### Exercise task:
Each record must be retyped in full. No character may differ.

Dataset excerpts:
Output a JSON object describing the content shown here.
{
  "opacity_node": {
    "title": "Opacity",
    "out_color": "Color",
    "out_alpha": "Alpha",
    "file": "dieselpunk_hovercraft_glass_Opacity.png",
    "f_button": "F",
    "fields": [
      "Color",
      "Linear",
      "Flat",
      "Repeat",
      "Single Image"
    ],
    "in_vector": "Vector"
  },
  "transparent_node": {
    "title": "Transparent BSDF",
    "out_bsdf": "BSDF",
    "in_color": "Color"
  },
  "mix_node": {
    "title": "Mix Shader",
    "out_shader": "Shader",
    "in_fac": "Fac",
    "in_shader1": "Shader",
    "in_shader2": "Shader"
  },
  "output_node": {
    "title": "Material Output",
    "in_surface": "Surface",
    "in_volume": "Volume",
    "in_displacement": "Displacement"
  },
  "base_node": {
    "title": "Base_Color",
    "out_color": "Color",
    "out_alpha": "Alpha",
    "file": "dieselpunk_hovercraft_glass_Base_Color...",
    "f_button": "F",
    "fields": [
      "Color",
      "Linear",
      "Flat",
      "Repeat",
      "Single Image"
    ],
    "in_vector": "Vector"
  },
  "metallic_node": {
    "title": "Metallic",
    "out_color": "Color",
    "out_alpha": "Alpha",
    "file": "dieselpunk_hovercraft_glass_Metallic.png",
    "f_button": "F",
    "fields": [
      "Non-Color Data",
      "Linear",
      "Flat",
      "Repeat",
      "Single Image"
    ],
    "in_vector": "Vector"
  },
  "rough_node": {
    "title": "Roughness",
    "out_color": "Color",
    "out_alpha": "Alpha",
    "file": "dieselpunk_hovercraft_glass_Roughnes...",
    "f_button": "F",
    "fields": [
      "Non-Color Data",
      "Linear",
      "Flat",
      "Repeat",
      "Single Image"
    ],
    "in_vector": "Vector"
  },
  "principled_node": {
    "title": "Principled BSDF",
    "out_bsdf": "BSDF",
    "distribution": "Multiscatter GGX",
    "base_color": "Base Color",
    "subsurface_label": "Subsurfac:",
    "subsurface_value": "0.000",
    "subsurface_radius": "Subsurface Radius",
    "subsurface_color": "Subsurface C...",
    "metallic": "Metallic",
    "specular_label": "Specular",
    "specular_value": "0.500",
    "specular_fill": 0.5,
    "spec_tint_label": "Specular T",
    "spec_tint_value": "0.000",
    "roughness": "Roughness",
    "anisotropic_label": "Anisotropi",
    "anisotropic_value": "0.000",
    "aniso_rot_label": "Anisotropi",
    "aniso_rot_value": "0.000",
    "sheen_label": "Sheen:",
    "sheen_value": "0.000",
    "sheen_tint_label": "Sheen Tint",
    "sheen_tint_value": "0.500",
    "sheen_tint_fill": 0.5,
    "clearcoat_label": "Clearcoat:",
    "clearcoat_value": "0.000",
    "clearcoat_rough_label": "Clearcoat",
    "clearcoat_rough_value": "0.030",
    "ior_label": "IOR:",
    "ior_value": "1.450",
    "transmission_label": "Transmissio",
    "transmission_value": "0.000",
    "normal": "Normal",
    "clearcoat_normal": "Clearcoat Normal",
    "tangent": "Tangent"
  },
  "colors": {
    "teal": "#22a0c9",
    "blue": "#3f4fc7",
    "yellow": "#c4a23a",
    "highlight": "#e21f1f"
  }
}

### Solution to the problem:
Output a JSON object describing the content shown here.
{
  "opacity_node": {
    "title": "Opacity",
    "out_color": "Color",
    "out_alpha": "Alpha",
    "file": "dieselpunk_hovercraft_glass_Opacity.png",
    "f_button": "F",
    "fields": [
      "Color",
      "Linear",
      "Flat",
      "Repeat",
      "Single Image"
    ],
    "in_vector": "Vector"
  },
  "transparent_node": {
    "title": "Transparent BSDF",
    "out_bsdf": "BSDF",
    "in_color": "Color"
  },
  "mix_node": {
    "title": "Mix Shader",
    "out_shader": "Shader",
    "in_fac": "Fac",
    "in_shader1": "Shader",
    "in_shader2": "Shader"
  },
  "output_node": {
    "title": "Material Output",
    "in_surface": "Surface",
    "in_volume": "Volume",
    "in_displacement": "Displacement"
  },
  "base_node": {
    "title": "Base_Color",
    "out_color": "Color",
    "out_alpha": "Alpha",
    "file": "dieselpunk_hovercraft_glass_Base_Color...",
    "f_button": "F",
    "fields": [
      "Color",
      "Linear",
      "Flat",
      "Repeat",
      "Single Image"
    ],
    "in_vector": "Vector"
  },
  "metallic_node": {
    "title": "Metallic",
    "out_color": "Color",
    "out_alpha": "Alpha",
    "file": "dieselpunk_hovercraft_glass_Metallic.png",
    "f_button": "F",
    "fields": [
      "Non-Color Data",
      "Linear",
      "Flat",
      "Repeat",
      "Single Image"
    ],
    "in_vector": "Vector"
  },
  "rough_node": {
    "title": "Roughness",
    "out_color": "Color",
    "out_alpha": "Alpha",
    "file": "dieselpunk_hovercraft_glass_Roughnes...",
    "f_button": "F",
    "fields": [
      "Non-Color Data",
      "Linear",
      "Flat",
      "Repeat",
      "Single Image"
    ],
    "in_vector": "Vector"
  },
  "principled_node": {
    "title": "Principled BSDF",
    "out_bsdf": "BSDF",
    "distribution": "Multiscatter GGX",
    "base_color": "Base Color",
    "subsurface_label": "Subsurfac:",
    "subsurface_value": "0.000",
    "subsurface_radius": "Subsurface Radius",
    "subsurface_color": "Subsurface C...",
    "metallic": "Metallic",
    "specular_label": "Specular",
    "specular_value": "0.500",
    "specular_fill": 0.5,
    "spec_tint_label": "Specular T",
    "spec_tint_value": "0.000",
    "roughness": "Roughness",
    "anisotropic_label": "Anisotropi",
    "anisotropic_value": "0.000",
    "aniso_rot_label": "Anisotropi",
    "aniso_rot_value": "0.000",
    "sheen_label": "Sheen:",
    "sheen_value": "0.000",
    "sheen_tint_label": "Sheen Tint",
    "sheen_tint_value": "0.500",
    "sheen_tint_fill": 0.5,
    "clearcoat_label": "Clearcoat:",
    "clearcoat_value": "0.000",
    "clearcoat_rough_label": "Clearcoat",
    "clearcoat_rough_value": "0.030",
    "ior_label": "IOR:",
    "ior_value": "1.450",
    "transmission_label": "Transmissio",
    "transmission_value": "0.000",
    "normal": "Normal",
    "clearcoat_normal": "Clearcoat Normal",
    "tangent": "Tangent"
  },
  "colors": {
    "teal": "#22a0c9",
    "blue": "#3f4fc7",
    "yellow": "#c4a23a",
    "highlight": "#e21f1f"
  }
}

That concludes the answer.